* STATED PROBLEM
Your task is to repeat the lines below exactly, excluding any pictures they contain.
== ITEMS ==
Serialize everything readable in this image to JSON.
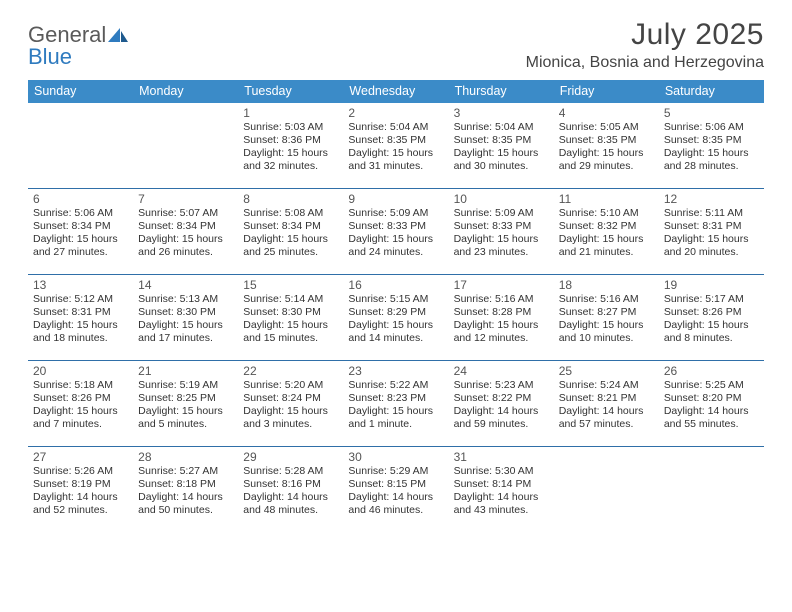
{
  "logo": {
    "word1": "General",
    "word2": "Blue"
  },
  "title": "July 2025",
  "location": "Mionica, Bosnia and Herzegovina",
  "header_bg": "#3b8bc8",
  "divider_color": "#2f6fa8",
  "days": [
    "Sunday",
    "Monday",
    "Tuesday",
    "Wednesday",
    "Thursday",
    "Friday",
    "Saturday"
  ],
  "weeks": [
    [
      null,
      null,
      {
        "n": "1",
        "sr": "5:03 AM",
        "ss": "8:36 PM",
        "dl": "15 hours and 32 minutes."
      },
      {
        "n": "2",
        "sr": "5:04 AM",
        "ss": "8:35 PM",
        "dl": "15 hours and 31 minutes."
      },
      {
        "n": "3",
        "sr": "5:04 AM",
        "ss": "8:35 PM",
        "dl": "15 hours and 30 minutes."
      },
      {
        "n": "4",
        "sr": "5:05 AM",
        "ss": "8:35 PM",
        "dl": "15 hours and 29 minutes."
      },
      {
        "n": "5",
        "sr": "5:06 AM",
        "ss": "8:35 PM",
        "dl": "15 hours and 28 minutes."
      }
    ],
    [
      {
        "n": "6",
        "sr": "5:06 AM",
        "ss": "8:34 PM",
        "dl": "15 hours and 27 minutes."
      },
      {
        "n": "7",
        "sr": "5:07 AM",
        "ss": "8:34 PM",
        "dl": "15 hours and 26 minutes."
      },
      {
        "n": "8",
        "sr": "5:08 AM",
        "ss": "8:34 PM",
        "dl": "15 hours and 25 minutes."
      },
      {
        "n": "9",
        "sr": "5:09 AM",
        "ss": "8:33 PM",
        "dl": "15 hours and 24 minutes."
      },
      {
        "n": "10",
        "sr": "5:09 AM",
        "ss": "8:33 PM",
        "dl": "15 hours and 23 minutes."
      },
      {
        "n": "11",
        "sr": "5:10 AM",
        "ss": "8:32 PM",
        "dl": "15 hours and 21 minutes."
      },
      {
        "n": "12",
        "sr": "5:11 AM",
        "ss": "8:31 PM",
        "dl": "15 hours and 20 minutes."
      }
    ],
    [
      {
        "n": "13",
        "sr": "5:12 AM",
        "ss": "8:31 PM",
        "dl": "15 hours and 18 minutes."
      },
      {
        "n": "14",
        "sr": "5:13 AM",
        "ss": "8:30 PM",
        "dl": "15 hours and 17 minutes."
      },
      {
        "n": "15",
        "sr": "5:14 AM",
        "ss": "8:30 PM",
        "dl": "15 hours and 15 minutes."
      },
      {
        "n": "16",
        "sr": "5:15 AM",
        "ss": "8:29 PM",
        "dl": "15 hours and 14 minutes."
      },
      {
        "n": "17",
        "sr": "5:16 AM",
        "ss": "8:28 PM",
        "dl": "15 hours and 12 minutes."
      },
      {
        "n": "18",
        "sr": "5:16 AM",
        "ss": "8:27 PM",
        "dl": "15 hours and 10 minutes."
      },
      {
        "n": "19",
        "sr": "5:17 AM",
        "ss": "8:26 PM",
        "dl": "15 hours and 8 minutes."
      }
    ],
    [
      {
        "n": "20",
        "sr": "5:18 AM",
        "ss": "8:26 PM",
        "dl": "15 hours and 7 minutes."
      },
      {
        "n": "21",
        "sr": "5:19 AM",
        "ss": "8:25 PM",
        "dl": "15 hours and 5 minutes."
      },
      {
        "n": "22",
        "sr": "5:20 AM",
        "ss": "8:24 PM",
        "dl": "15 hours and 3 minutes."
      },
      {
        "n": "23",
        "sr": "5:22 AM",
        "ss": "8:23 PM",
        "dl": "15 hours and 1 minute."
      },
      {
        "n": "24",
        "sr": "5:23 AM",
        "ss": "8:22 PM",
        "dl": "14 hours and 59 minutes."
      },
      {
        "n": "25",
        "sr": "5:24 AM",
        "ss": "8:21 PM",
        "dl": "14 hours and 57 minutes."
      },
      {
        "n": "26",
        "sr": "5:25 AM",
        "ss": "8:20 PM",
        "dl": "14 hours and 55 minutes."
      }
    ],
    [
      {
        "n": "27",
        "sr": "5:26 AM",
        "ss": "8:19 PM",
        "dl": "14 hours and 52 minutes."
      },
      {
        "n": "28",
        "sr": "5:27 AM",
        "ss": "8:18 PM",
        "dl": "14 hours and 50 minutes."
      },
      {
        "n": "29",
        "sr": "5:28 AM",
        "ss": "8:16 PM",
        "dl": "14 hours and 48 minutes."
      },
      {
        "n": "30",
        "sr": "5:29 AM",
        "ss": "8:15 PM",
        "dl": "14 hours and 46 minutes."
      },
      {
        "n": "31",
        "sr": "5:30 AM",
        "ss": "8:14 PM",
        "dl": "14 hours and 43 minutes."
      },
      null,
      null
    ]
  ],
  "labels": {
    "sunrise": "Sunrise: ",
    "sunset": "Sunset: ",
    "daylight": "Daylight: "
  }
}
===
* EXERCISE RESULT
Serialize everything readable in this image to JSON.
{
  "logo": {
    "word1": "General",
    "word2": "Blue"
  },
  "title": "July 2025",
  "location": "Mionica, Bosnia and Herzegovina",
  "header_bg": "#3b8bc8",
  "divider_color": "#2f6fa8",
  "days": [
    "Sunday",
    "Monday",
    "Tuesday",
    "Wednesday",
    "Thursday",
    "Friday",
    "Saturday"
  ],
  "weeks": [
    [
      null,
      null,
      {
        "n": "1",
        "sr": "5:03 AM",
        "ss": "8:36 PM",
        "dl": "15 hours and 32 minutes."
      },
      {
        "n": "2",
        "sr": "5:04 AM",
        "ss": "8:35 PM",
        "dl": "15 hours and 31 minutes."
      },
      {
        "n": "3",
        "sr": "5:04 AM",
        "ss": "8:35 PM",
        "dl": "15 hours and 30 minutes."
      },
      {
        "n": "4",
        "sr": "5:05 AM",
        "ss": "8:35 PM",
        "dl": "15 hours and 29 minutes."
      },
      {
        "n": "5",
        "sr": "5:06 AM",
        "ss": "8:35 PM",
        "dl": "15 hours and 28 minutes."
      }
    ],
    [
      {
        "n": "6",
        "sr": "5:06 AM",
        "ss": "8:34 PM",
        "dl": "15 hours and 27 minutes."
      },
      {
        "n": "7",
        "sr": "5:07 AM",
        "ss": "8:34 PM",
        "dl": "15 hours and 26 minutes."
      },
      {
        "n": "8",
        "sr": "5:08 AM",
        "ss": "8:34 PM",
        "dl": "15 hours and 25 minutes."
      },
      {
        "n": "9",
        "sr": "5:09 AM",
        "ss": "8:33 PM",
        "dl": "15 hours and 24 minutes."
      },
      {
        "n": "10",
        "sr": "5:09 AM",
        "ss": "8:33 PM",
        "dl": "15 hours and 23 minutes."
      },
      {
        "n": "11",
        "sr": "5:10 AM",
        "ss": "8:32 PM",
        "dl": "15 hours and 21 minutes."
      },
      {
        "n": "12",
        "sr": "5:11 AM",
        "ss": "8:31 PM",
        "dl": "15 hours and 20 minutes."
      }
    ],
    [
      {
        "n": "13",
        "sr": "5:12 AM",
        "ss": "8:31 PM",
        "dl": "15 hours and 18 minutes."
      },
      {
        "n": "14",
        "sr": "5:13 AM",
        "ss": "8:30 PM",
        "dl": "15 hours and 17 minutes."
      },
      {
        "n": "15",
        "sr": "5:14 AM",
        "ss": "8:30 PM",
        "dl": "15 hours and 15 minutes."
      },
      {
        "n": "16",
        "sr": "5:15 AM",
        "ss": "8:29 PM",
        "dl": "15 hours and 14 minutes."
      },
      {
        "n": "17",
        "sr": "5:16 AM",
        "ss": "8:28 PM",
        "dl": "15 hours and 12 minutes."
      },
      {
        "n": "18",
        "sr": "5:16 AM",
        "ss": "8:27 PM",
        "dl": "15 hours and 10 minutes."
      },
      {
        "n": "19",
        "sr": "5:17 AM",
        "ss": "8:26 PM",
        "dl": "15 hours and 8 minutes."
      }
    ],
    [
      {
        "n": "20",
        "sr": "5:18 AM",
        "ss": "8:26 PM",
        "dl": "15 hours and 7 minutes."
      },
      {
        "n": "21",
        "sr": "5:19 AM",
        "ss": "8:25 PM",
        "dl": "15 hours and 5 minutes."
      },
      {
        "n": "22",
        "sr": "5:20 AM",
        "ss": "8:24 PM",
        "dl": "15 hours and 3 minutes."
      },
      {
        "n": "23",
        "sr": "5:22 AM",
        "ss": "8:23 PM",
        "dl": "15 hours and 1 minute."
      },
      {
        "n": "24",
        "sr": "5:23 AM",
        "ss": "8:22 PM",
        "dl": "14 hours and 59 minutes."
      },
      {
        "n": "25",
        "sr": "5:24 AM",
        "ss": "8:21 PM",
        "dl": "14 hours and 57 minutes."
      },
      {
        "n": "26",
        "sr": "5:25 AM",
        "ss": "8:20 PM",
        "dl": "14 hours and 55 minutes."
      }
    ],
    [
      {
        "n": "27",
        "sr": "5:26 AM",
        "ss": "8:19 PM",
        "dl": "14 hours and 52 minutes."
      },
      {
        "n": "28",
        "sr": "5:27 AM",
        "ss": "8:18 PM",
        "dl": "14 hours and 50 minutes."
      },
      {
        "n": "29",
        "sr": "5:28 AM",
        "ss": "8:16 PM",
        "dl": "14 hours and 48 minutes."
      },
      {
        "n": "30",
        "sr": "5:29 AM",
        "ss": "8:15 PM",
        "dl": "14 hours and 46 minutes."
      },
      {
        "n": "31",
        "sr": "5:30 AM",
        "ss": "8:14 PM",
        "dl": "14 hours and 43 minutes."
      },
      null,
      null
    ]
  ],
  "labels": {
    "sunrise": "Sunrise: ",
    "sunset": "Sunset: ",
    "daylight": "Daylight: "
  }
}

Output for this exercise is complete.